- **Short problem**
The records below are to be copied word for word, with every picture left out.

[Recorded data]
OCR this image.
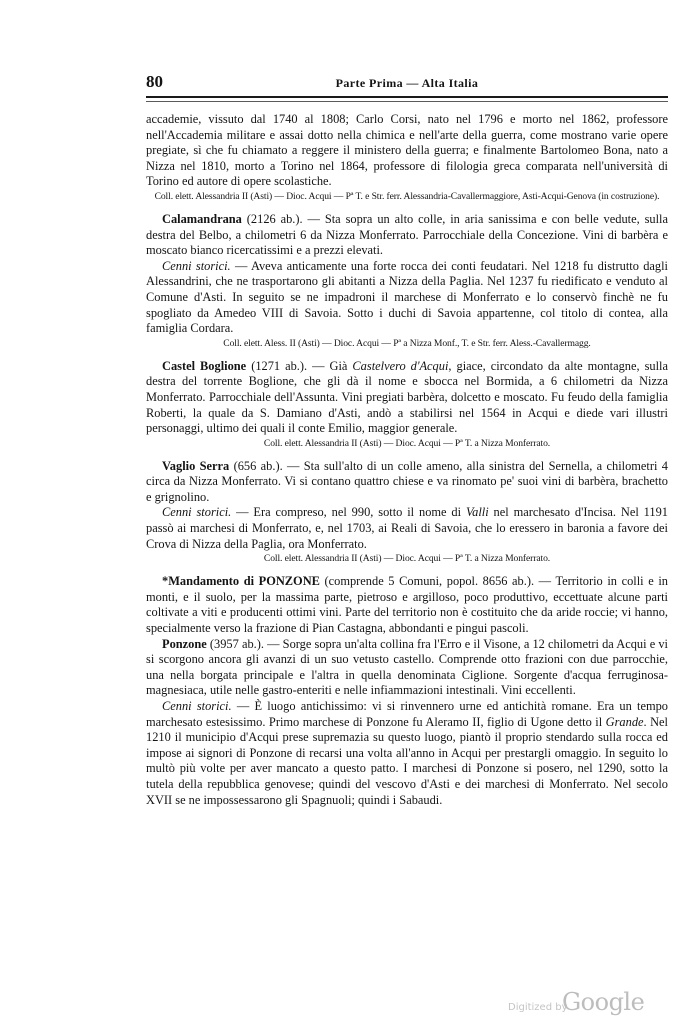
80	Parte Prima — Alta Italia

accademie, vissuto dal 1740 al 1808; Carlo Corsi, nato nel 1796 e morto nel 1862, professore nell'Accademia militare e assai dotto nella chimica e nell'arte della guerra, come mostrano varie opere pregiate, sì che fu chiamato a reggere il ministero della guerra; e finalmente Bartolomeo Bona, nato a Nizza nel 1810, morto a Torino nel 1864, professore di filologia greca comparata nell'università di Torino ed autore di opere scolastiche.

Coll. elett. Alessandria II (Asti) — Dioc. Acqui — Pª T. e Str. ferr. Alessandria-Cavallermaggiore, Asti-Acqui-Genova (in costruzione).

Calamandrana (2126 ab.). — Sta sopra un alto colle, in aria sanissima e con belle vedute, sulla destra del Belbo, a chilometri 6 da Nizza Monferrato. Parrocchiale della Concezione. Vini di barbèra e moscato bianco ricercatissimi e a prezzi elevati.

Cenni storici. — Aveva anticamente una forte rocca dei conti feudatari. Nel 1218 fu distrutto dagli Alessandrini, che ne trasportarono gli abitanti a Nizza della Paglia. Nel 1237 fu riedificato e venduto al Comune d'Asti. In seguito se ne impadroni il marchese di Monferrato e lo conservò finchè ne fu spogliato da Amedeo VIII di Savoia. Sotto i duchi di Savoia appartenne, col titolo di contea, alla famiglia Cordara.

Coll. elett. Aless. II (Asti) — Dioc. Acqui — Pª a Nizza Monf., T. e Str. ferr. Aless.-Cavallermagg.

Castel Boglione (1271 ab.). — Già Castelvero d'Acqui, giace, circondato da alte montagne, sulla destra del torrente Boglione, che gli dà il nome e sbocca nel Bormida, a 6 chilometri da Nizza Monferrato. Parrocchiale dell'Assunta. Vini pregiati barbèra, dolcetto e moscato. Fu feudo della famiglia Roberti, la quale da S. Damiano d'Asti, andò a stabilirsi nel 1564 in Acqui e diede vari illustri personaggi, ultimo dei quali il conte Emilio, maggior generale.

Coll. elett. Alessandria II (Asti) — Dioc. Acqui — Pª T. a Nizza Monferrato.

Vaglio Serra (656 ab.). — Sta sull'alto di un colle ameno, alla sinistra del Sernella, a chilometri 4 circa da Nizza Monferrato. Vi si contano quattro chiese e va rinomato pe' suoi vini di barbèra, brachetto e grignolino.

Cenni storici. — Era compreso, nel 990, sotto il nome di Valli nel marchesato d'Incisa. Nel 1191 passò ai marchesi di Monferrato, e, nel 1703, ai Reali di Savoia, che lo eressero in baronia a favore dei Crova di Nizza della Paglia, ora Monferrato.

Coll. elett. Alessandria II (Asti) — Dioc. Acqui — Pª T. a Nizza Monferrato.

*Mandamento di PONZONE (comprende 5 Comuni, popol. 8656 ab.). — Territorio in colli e in monti, e il suolo, per la massima parte, pietroso e argilloso, poco produttivo, eccettuate alcune parti coltivate a viti e producenti ottimi vini. Parte del territorio non è costituito che da aride roccie; vi hanno, specialmente verso la frazione di Pian Castagna, abbondanti e pingui pascoli.

Ponzone (3957 ab.). — Sorge sopra un'alta collina fra l'Erro e il Visone, a 12 chilometri da Acqui e vi si scorgono ancora gli avanzi di un suo vetusto castello. Comprende otto frazioni con due parrocchie, una nella borgata principale e l'altra in quella denominata Ciglione. Sorgente d'acqua ferruginosa-magnesiaca, utile nelle gastro-enteriti e nelle infiammazioni intestinali. Vini eccellenti.

Cenni storici. — È luogo antichissimo: vi si rinvennero urne ed antichità romane. Era un tempo marchesato estesissimo. Primo marchese di Ponzone fu Aleramo II, figlio di Ugone detto il Grande. Nel 1210 il municipio d'Acqui prese supremazia su questo luogo, piantò il proprio stendardo sulla rocca ed impose ai signori di Ponzone di recarsi una volta all'anno in Acqui per prestargli omaggio. In seguito lo multò più volte per aver mancato a questo patto. I marchesi di Ponzone si posero, nel 1290, sotto la tutela della repubblica genovese; quindi del vescovo d'Asti e dei marchesi di Monferrato. Nel secolo XVII se ne impossessarono gli Spagnuoli; quindi i Sabaudi.

Digitized by
Google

- **Correct answer**
OCR this image.
80	Parte Prima — Alta Italia

accademie, vissuto dal 1740 al 1808; Carlo Corsi, nato nel 1796 e morto nel 1862, professore nell'Accademia militare e assai dotto nella chimica e nell'arte della guerra, come mostrano varie opere pregiate, sì che fu chiamato a reggere il ministero della guerra; e finalmente Bartolomeo Bona, nato a Nizza nel 1810, morto a Torino nel 1864, professore di filologia greca comparata nell'università di Torino ed autore di opere scolastiche.

Coll. elett. Alessandria II (Asti) — Dioc. Acqui — Pª T. e Str. ferr. Alessandria-Cavallermaggiore, Asti-Acqui-Genova (in costruzione).

Calamandrana (2126 ab.). — Sta sopra un alto colle, in aria sanissima e con belle vedute, sulla destra del Belbo, a chilometri 6 da Nizza Monferrato. Parrocchiale della Concezione. Vini di barbèra e moscato bianco ricercatissimi e a prezzi elevati.

Cenni storici. — Aveva anticamente una forte rocca dei conti feudatari. Nel 1218 fu distrutto dagli Alessandrini, che ne trasportarono gli abitanti a Nizza della Paglia. Nel 1237 fu riedificato e venduto al Comune d'Asti. In seguito se ne impadroni il marchese di Monferrato e lo conservò finchè ne fu spogliato da Amedeo VIII di Savoia. Sotto i duchi di Savoia appartenne, col titolo di contea, alla famiglia Cordara.

Coll. elett. Aless. II (Asti) — Dioc. Acqui — Pª a Nizza Monf., T. e Str. ferr. Aless.-Cavallermagg.

Castel Boglione (1271 ab.). — Già Castelvero d'Acqui, giace, circondato da alte montagne, sulla destra del torrente Boglione, che gli dà il nome e sbocca nel Bormida, a 6 chilometri da Nizza Monferrato. Parrocchiale dell'Assunta. Vini pregiati barbèra, dolcetto e moscato. Fu feudo della famiglia Roberti, la quale da S. Damiano d'Asti, andò a stabilirsi nel 1564 in Acqui e diede vari illustri personaggi, ultimo dei quali il conte Emilio, maggior generale.

Coll. elett. Alessandria II (Asti) — Dioc. Acqui — Pª T. a Nizza Monferrato.

Vaglio Serra (656 ab.). — Sta sull'alto di un colle ameno, alla sinistra del Sernella, a chilometri 4 circa da Nizza Monferrato. Vi si contano quattro chiese e va rinomato pe' suoi vini di barbèra, brachetto e grignolino.

Cenni storici. — Era compreso, nel 990, sotto il nome di Valli nel marchesato d'Incisa. Nel 1191 passò ai marchesi di Monferrato, e, nel 1703, ai Reali di Savoia, che lo eressero in baronia a favore dei Crova di Nizza della Paglia, ora Monferrato.

Coll. elett. Alessandria II (Asti) — Dioc. Acqui — Pª T. a Nizza Monferrato.

*Mandamento di PONZONE (comprende 5 Comuni, popol. 8656 ab.). — Territorio in colli e in monti, e il suolo, per la massima parte, pietroso e argilloso, poco produttivo, eccettuate alcune parti coltivate a viti e producenti ottimi vini. Parte del territorio non è costituito che da aride roccie; vi hanno, specialmente verso la frazione di Pian Castagna, abbondanti e pingui pascoli.

Ponzone (3957 ab.). — Sorge sopra un'alta collina fra l'Erro e il Visone, a 12 chilometri da Acqui e vi si scorgono ancora gli avanzi di un suo vetusto castello. Comprende otto frazioni con due parrocchie, una nella borgata principale e l'altra in quella denominata Ciglione. Sorgente d'acqua ferruginosa-magnesiaca, utile nelle gastro-enteriti e nelle infiammazioni intestinali. Vini eccellenti.

Cenni storici. — È luogo antichissimo: vi si rinvennero urne ed antichità romane. Era un tempo marchesato estesissimo. Primo marchese di Ponzone fu Aleramo II, figlio di Ugone detto il Grande. Nel 1210 il municipio d'Acqui prese supremazia su questo luogo, piantò il proprio stendardo sulla rocca ed impose ai signori di Ponzone di recarsi una volta all'anno in Acqui per prestargli omaggio. In seguito lo multò più volte per aver mancato a questo patto. I marchesi di Ponzone si posero, nel 1290, sotto la tutela della repubblica genovese; quindi del vescovo d'Asti e dei marchesi di Monferrato. Nel secolo XVII se ne impossessarono gli Spagnuoli; quindi i Sabaudi.

Digitized by
Google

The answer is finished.